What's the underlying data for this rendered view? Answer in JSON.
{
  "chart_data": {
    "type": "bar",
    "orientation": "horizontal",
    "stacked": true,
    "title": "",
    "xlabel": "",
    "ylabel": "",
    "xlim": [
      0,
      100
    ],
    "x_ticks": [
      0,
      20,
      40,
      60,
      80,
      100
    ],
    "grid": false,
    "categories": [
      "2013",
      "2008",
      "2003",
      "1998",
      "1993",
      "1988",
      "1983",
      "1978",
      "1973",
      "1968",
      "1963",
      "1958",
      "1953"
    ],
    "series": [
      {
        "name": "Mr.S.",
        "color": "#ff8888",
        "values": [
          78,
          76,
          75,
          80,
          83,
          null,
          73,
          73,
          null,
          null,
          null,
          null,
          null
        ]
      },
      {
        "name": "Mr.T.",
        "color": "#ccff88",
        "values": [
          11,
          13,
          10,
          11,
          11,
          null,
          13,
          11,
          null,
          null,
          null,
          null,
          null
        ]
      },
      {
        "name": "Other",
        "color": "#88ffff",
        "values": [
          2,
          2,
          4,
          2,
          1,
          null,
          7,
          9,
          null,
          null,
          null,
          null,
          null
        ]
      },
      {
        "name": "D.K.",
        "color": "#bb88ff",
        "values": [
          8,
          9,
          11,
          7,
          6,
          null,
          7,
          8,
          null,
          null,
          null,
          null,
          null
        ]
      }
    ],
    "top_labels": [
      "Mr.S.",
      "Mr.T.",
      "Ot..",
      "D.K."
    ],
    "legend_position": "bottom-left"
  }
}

━━━

**Aim:** Please repeat the material above, word for word and in full.

**Finished task:**
What's the underlying data for this rendered view? Answer in JSON.
{
  "chart_data": {
    "type": "bar",
    "orientation": "horizontal",
    "stacked": true,
    "title": "",
    "xlabel": "",
    "ylabel": "",
    "xlim": [
      0,
      100
    ],
    "x_ticks": [
      0,
      20,
      40,
      60,
      80,
      100
    ],
    "grid": false,
    "categories": [
      "2013",
      "2008",
      "2003",
      "1998",
      "1993",
      "1988",
      "1983",
      "1978",
      "1973",
      "1968",
      "1963",
      "1958",
      "1953"
    ],
    "series": [
      {
        "name": "Mr.S.",
        "color": "#ff8888",
        "values": [
          78,
          76,
          75,
          80,
          83,
          null,
          73,
          73,
          null,
          null,
          null,
          null,
          null
        ]
      },
      {
        "name": "Mr.T.",
        "color": "#ccff88",
        "values": [
          11,
          13,
          10,
          11,
          11,
          null,
          13,
          11,
          null,
          null,
          null,
          null,
          null
        ]
      },
      {
        "name": "Other",
        "color": "#88ffff",
        "values": [
          2,
          2,
          4,
          2,
          1,
          null,
          7,
          9,
          null,
          null,
          null,
          null,
          null
        ]
      },
      {
        "name": "D.K.",
        "color": "#bb88ff",
        "values": [
          8,
          9,
          11,
          7,
          6,
          null,
          7,
          8,
          null,
          null,
          null,
          null,
          null
        ]
      }
    ],
    "top_labels": [
      "Mr.S.",
      "Mr.T.",
      "Ot..",
      "D.K."
    ],
    "legend_position": "bottom-left"
  }
}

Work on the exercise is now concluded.